[GIVEN PROBLEM] With the pictures omitted, write out the entries that follow exactly as they stand.

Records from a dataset
=-=-=

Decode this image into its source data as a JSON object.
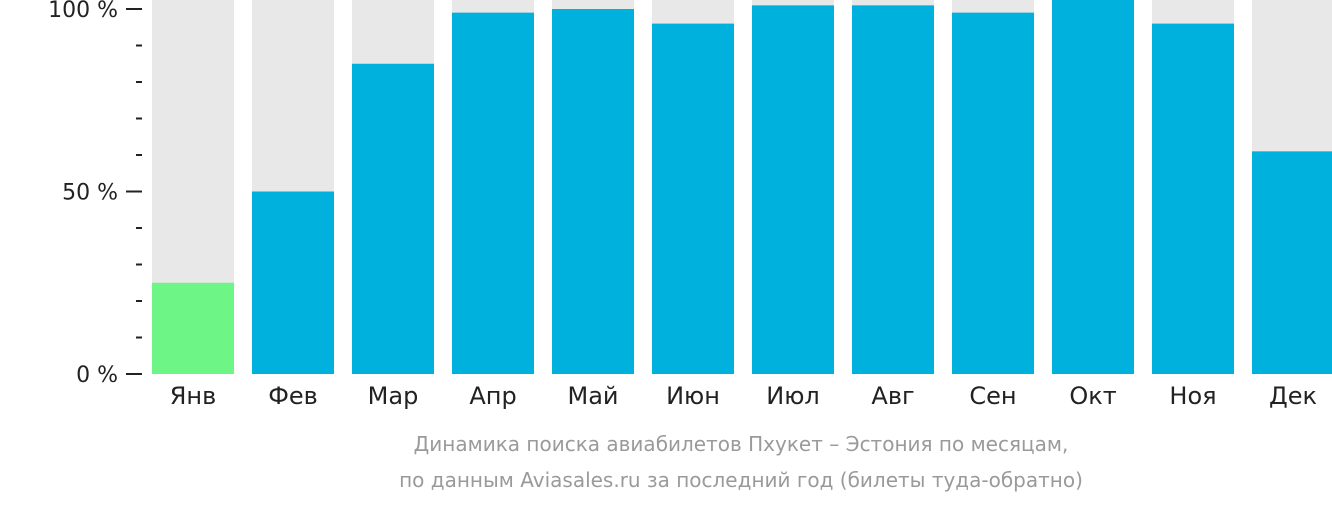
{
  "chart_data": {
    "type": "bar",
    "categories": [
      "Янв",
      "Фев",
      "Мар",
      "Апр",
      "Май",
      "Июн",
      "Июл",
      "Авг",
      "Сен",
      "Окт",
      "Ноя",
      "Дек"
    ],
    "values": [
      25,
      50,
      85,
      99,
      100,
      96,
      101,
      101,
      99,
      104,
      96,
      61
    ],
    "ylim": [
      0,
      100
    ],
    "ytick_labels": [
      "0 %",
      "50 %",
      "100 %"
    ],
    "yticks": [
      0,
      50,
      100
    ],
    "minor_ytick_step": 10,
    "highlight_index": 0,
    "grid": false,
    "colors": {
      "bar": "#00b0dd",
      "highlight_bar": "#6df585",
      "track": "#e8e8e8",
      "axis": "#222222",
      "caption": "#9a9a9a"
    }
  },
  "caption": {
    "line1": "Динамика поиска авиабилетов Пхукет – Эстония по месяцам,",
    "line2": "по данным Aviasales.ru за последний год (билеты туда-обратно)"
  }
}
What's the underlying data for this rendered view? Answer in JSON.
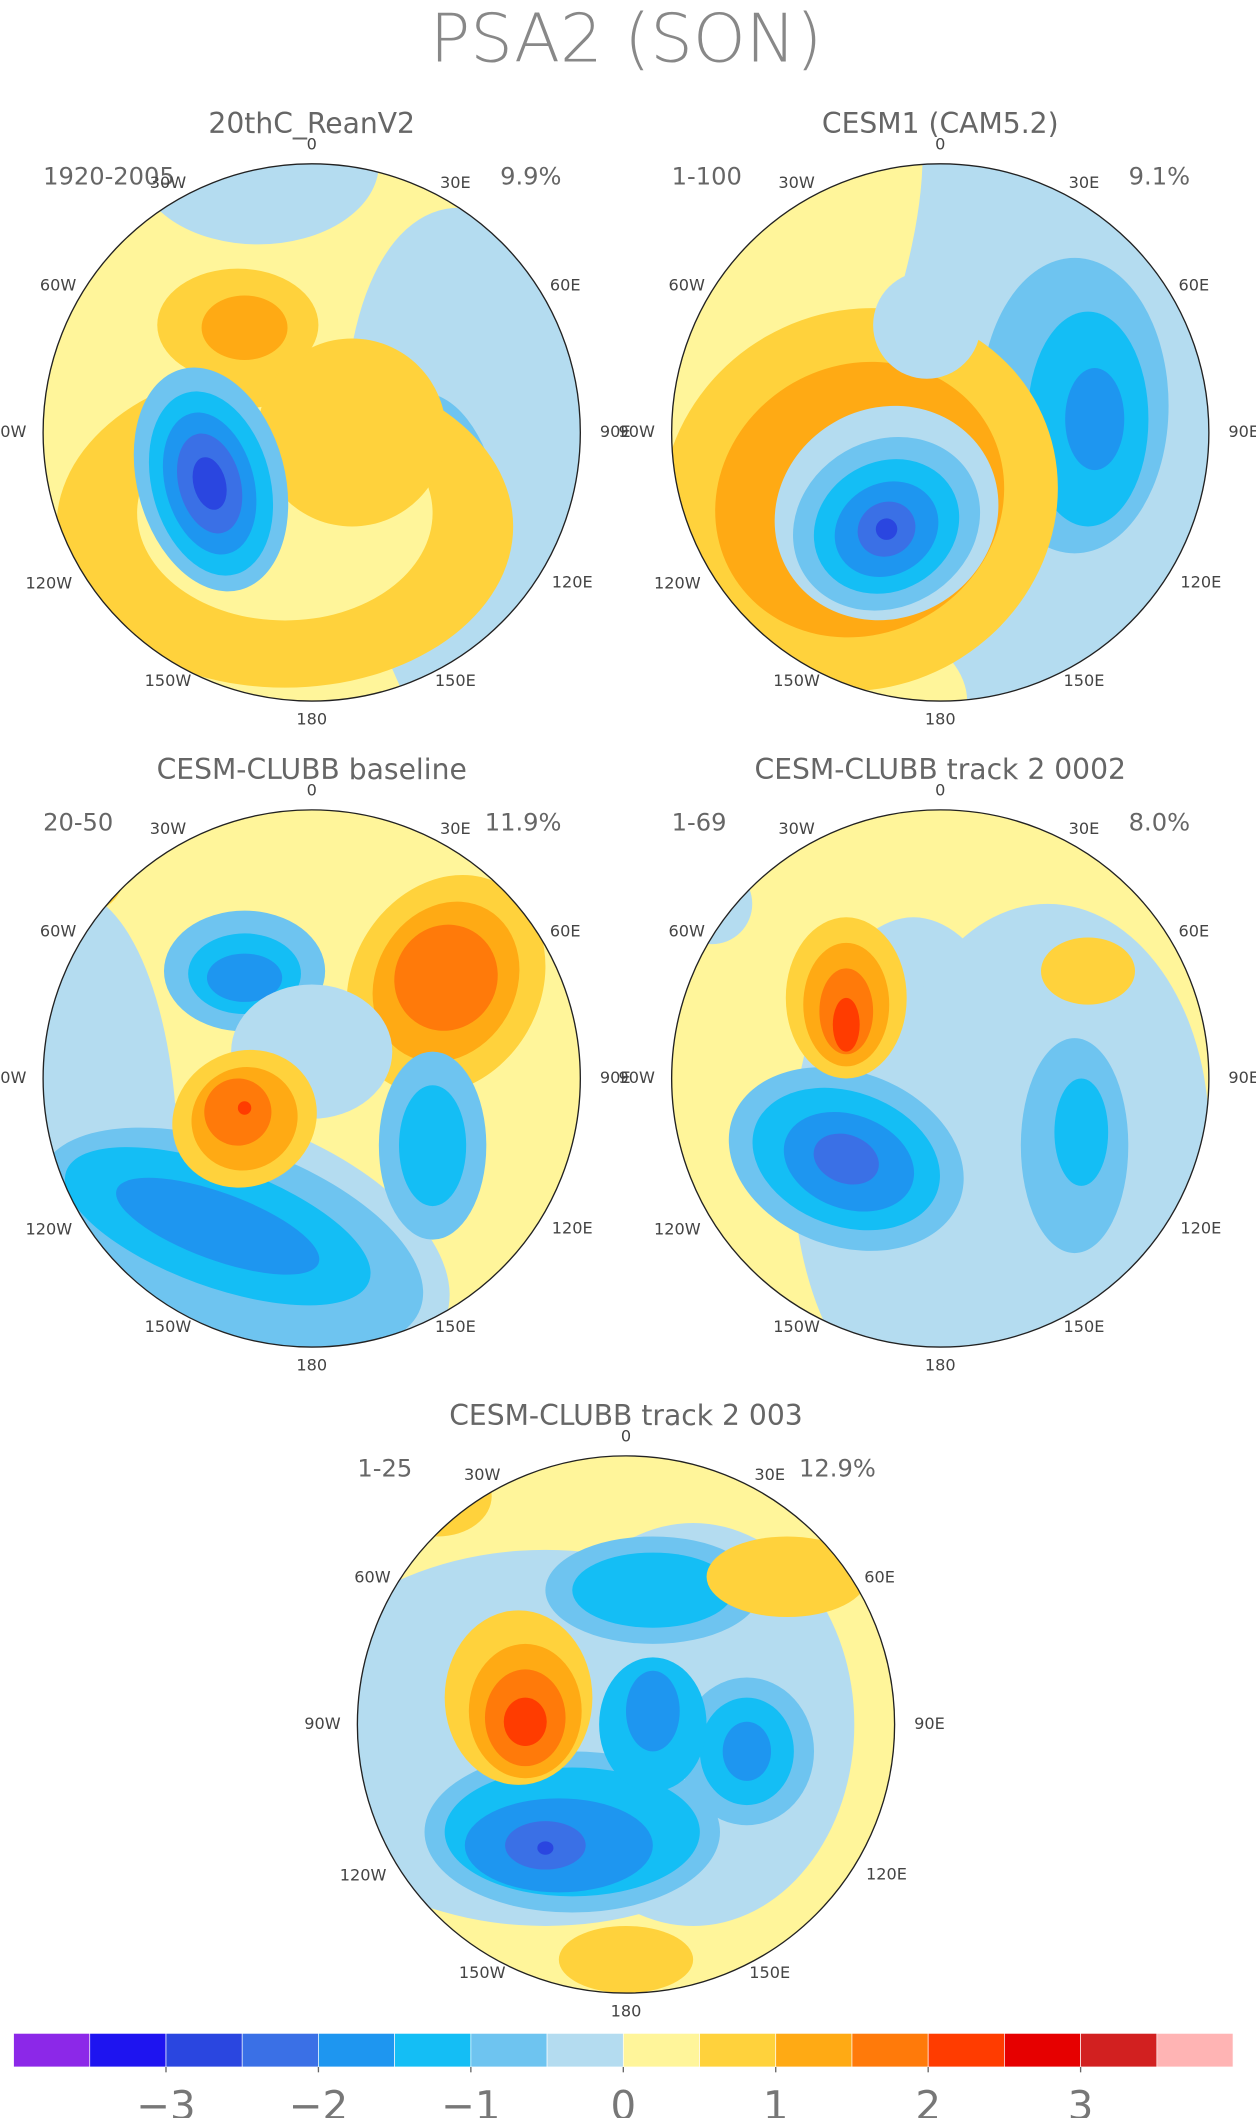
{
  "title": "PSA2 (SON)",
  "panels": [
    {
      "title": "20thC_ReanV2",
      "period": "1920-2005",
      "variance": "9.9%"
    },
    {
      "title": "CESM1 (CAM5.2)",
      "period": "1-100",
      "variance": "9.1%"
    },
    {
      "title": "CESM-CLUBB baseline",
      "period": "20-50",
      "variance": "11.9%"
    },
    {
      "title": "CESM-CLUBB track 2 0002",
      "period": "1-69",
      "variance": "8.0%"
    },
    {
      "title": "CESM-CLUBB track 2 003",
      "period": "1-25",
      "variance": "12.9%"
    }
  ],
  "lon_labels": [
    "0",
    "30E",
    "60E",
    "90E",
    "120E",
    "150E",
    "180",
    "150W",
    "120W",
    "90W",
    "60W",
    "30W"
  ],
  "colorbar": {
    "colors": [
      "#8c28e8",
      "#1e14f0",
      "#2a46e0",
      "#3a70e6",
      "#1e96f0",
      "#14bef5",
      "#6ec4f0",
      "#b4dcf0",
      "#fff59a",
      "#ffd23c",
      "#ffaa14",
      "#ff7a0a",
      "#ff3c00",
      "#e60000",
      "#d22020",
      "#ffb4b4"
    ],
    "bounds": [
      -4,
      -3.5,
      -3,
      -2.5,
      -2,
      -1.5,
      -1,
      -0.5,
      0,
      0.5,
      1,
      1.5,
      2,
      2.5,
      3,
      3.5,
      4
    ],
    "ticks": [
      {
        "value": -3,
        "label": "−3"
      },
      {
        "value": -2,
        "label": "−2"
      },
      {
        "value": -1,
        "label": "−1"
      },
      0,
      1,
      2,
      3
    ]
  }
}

=-=-=

[PROBLEM SOLUTION]
Decode this image into its source data as a JSON object.
{
  "chart_data": {
    "type": "bar",
    "categories": [
      "Янв",
      "Фев",
      "Мар",
      "Апр",
      "Май",
      "Июн",
      "Июл",
      "Авг",
      "Сен",
      "Окт",
      "Ноя",
      "Дек"
    ],
    "values": [
      25,
      50,
      85,
      99,
      100,
      96,
      101,
      101,
      99,
      104,
      96,
      61
    ],
    "ylim": [
      0,
      100
    ],
    "ytick_labels": [
      "0 %",
      "50 %",
      "100 %"
    ],
    "yticks": [
      0,
      50,
      100
    ],
    "minor_ytick_step": 10,
    "highlight_index": 0,
    "grid": false,
    "colors": {
      "bar": "#00b0dd",
      "highlight_bar": "#6df585",
      "track": "#e8e8e8",
      "axis": "#222222",
      "caption": "#9a9a9a"
    }
  },
  "caption": {
    "line1": "Динамика поиска авиабилетов Пхукет – Эстония по месяцам,",
    "line2": "по данным Aviasales.ru за последний год (билеты туда-обратно)"
  }
}
What's the underlying data for this rendered view? Answer in JSON.
{
  "title": "PSA2 (SON)",
  "panels": [
    {
      "title": "20thC_ReanV2",
      "period": "1920-2005",
      "variance": "9.9%"
    },
    {
      "title": "CESM1 (CAM5.2)",
      "period": "1-100",
      "variance": "9.1%"
    },
    {
      "title": "CESM-CLUBB baseline",
      "period": "20-50",
      "variance": "11.9%"
    },
    {
      "title": "CESM-CLUBB track 2 0002",
      "period": "1-69",
      "variance": "8.0%"
    },
    {
      "title": "CESM-CLUBB track 2 003",
      "period": "1-25",
      "variance": "12.9%"
    }
  ],
  "lon_labels": [
    "0",
    "30E",
    "60E",
    "90E",
    "120E",
    "150E",
    "180",
    "150W",
    "120W",
    "90W",
    "60W",
    "30W"
  ],
  "colorbar": {
    "colors": [
      "#8c28e8",
      "#1e14f0",
      "#2a46e0",
      "#3a70e6",
      "#1e96f0",
      "#14bef5",
      "#6ec4f0",
      "#b4dcf0",
      "#fff59a",
      "#ffd23c",
      "#ffaa14",
      "#ff7a0a",
      "#ff3c00",
      "#e60000",
      "#d22020",
      "#ffb4b4"
    ],
    "bounds": [
      -4,
      -3.5,
      -3,
      -2.5,
      -2,
      -1.5,
      -1,
      -0.5,
      0,
      0.5,
      1,
      1.5,
      2,
      2.5,
      3,
      3.5,
      4
    ],
    "ticks": [
      {
        "value": -3,
        "label": "−3"
      },
      {
        "value": -2,
        "label": "−2"
      },
      {
        "value": -1,
        "label": "−1"
      },
      0,
      1,
      2,
      3
    ]
  }
}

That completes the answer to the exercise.